O preço do software, de US$ 15, é relativamente alto em comparação com os tradicionais US$ 0,99 dos aplicativos típicos, mas Masarek diz não estar preocupado em atrair todo mundo. “Não ligo para unidades, ligo para o dinheiro”, diz. As vendas superaram os US$ 30 milhões em 2011 e espera-se um crescimento de mais de 50% em 2012, segundo duas fontes a par das finanças da empresa, que não estão autorizadas a divulgar os números.

Em 13 de janeiro, o programa Quickoffice passou a ter um concorrente, o OnLive Desktop. O aplicativo cria uma área de trabalho virtual: cópias dos programas de produtividade da Microsoft rodam nos servidores da OnLive e os resultados são transmitidos ao usuário do iPad pela internet, criando a ilusão de que se trabalha em um computador pessoal de grande potência. Em sua primeira semana na loja de aplicativos, o OnLive Desktop foi o programa gratuito mais baixado, segundo o executivo-chefe da empresa, Steve Perlman (os usuários podem atualizar a versão, com mais funções, pagando US$ 10 por mês). “Tudo o que fizemos foi criar um site; e centenas de empresas nos contactaram” querendo comprar várias unidades para os funcionários, diz o executivo e fundador da OnLive. “Foi uma insanidade.”

> [Informações extraídas]
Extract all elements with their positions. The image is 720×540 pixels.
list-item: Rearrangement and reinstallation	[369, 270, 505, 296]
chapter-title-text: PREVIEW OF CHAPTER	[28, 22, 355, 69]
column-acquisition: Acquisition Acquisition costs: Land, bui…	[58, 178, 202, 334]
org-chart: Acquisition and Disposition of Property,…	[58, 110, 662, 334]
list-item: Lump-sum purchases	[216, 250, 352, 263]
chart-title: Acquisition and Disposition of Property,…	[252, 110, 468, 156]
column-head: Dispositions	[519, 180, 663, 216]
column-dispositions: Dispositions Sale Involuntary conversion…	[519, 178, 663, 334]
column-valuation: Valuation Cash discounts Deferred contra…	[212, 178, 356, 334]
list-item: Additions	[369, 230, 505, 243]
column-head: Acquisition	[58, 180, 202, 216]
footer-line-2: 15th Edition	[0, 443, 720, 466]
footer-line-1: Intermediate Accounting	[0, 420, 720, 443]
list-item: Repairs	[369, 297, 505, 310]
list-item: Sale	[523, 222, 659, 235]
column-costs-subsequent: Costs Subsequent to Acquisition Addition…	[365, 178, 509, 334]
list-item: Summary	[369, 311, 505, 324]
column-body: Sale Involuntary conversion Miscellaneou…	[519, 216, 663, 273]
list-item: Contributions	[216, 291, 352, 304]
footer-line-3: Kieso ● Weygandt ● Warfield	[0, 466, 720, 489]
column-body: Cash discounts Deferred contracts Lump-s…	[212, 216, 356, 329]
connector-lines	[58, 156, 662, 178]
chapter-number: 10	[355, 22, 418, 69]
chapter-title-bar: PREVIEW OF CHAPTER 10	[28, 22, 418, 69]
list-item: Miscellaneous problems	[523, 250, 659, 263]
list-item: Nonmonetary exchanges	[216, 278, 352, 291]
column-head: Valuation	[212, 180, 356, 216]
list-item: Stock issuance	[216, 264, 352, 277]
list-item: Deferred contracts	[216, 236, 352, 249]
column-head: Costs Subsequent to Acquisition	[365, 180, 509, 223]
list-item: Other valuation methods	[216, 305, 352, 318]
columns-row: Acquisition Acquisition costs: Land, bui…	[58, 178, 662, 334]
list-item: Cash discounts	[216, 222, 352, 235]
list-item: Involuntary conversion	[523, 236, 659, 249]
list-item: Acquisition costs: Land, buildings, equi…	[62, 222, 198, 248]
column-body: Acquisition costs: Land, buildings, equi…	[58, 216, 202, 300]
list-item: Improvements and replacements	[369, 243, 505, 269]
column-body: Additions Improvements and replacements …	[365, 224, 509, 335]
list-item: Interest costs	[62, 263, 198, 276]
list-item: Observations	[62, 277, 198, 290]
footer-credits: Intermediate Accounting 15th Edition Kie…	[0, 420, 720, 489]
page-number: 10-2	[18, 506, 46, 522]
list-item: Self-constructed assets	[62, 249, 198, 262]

> [Lista de exercícios]
a. Segundo o trecho sobre o Quickoffice e o OnLive Desktop, quanto os usuários pagam para atualizar a versão do OnLive Desktop?
b. Copie do trecho sobre o Quickoffice e o OnLive Desktop, sem alterações, a parte que começa com as palavras "O preço do software, de" e termina com "divulgar os números.".
c. Escreva a continuação do trecho sobre o Quickoffice e o OnLive Desktop a partir do ponto em que ele termina.
As entradas não são necessárias para resolver nenhuma das tarefas.

> [Respostas esperadas]
a. US$ 10 por mês.

b.
O preço do software, de US$ 15, é relativamente alto em comparação com os tradicionais US$ 0,99 dos aplicativos típicos, mas Masarek diz não estar preocupado em atrair todo mundo. “Não ligo para unidades, ligo para o dinheiro”, diz. As vendas superaram os US$ 30 milhões em 2011 e espera-se um crescimento de mais de 50% em 2012, segundo duas fontes a par das finanças da empresa, que não estão autorizadas a divulgar os números.

c.
Outras empresas em fase inicial querem ir além do Microsoft Office. A Veeva Systems produz um aplicativo de acompanhamento de vendas chamado iRep, atualmente usado por 10 mil vendedores de laboratórios farmacêuticos. A empresa ganhou mais de US$ 55 milhões em 2011 e a projeção é de que dobre o número em 2012, de acordo com duas fontes que não quiseram ser identificadas porque os dados não são públicos. Os tablets são superiores aos computadores portáteis para os que trabalham em vendas farmacêuticas, e cerca de 20 mil dos 300 mil vendedores das empresas do setor têm iPads, segundo Matt Wallach, cofundador da Veeva. “Um médico pode dar apenas dez segundos aos homens de venda”, afirma. “[Esse tempo] não pode ser desperdiçado enquanto se espera a inicialização de um laptop.”

Algumas empresas de software usam o sucesso no mercado de tablets para entrar em novos mercados. Nos últimos dez meses, a MeLLmo, de San Diego, fundada por Santiago Becerra, distribuiu um aplicativo chamado Roambi, que torna mais fácil a análise de dados ao converter tabelas em gráficos de três dimensões e em cores. Os clientes, satisfeitos, começaram a pedir aos seus departamentos de tecnologia da informação que encontrassem formas de integrar o Roambi a sistemas de busca de dados. Até o momento, cerca de 200 empresas compraram o software servidor da MeLLmo por cerca de US$ 800 por usuário. A empresa já assinou três acordos de mais de US$ 1 milhão cada um. “Isso é negócio sério”, diz Becerra, que já vendeu duas empresas à Oracle.

Os aplicativos empresariais para aparelhos sem fio são “a oportunidade de uma vida”. A Visible Market, empresa iniciante com três pessoas, vendeu 30 mil cópias de seu aplicativo StockTouch, de US$ 4,99, uma ferramenta para analisar mercados financeiros. A executiva-chefe da empresa, Jennifer Johnson, espera ganhar dinheiro convencendo empresas do setor financeiro a comprar o StockTouch para seus clientes.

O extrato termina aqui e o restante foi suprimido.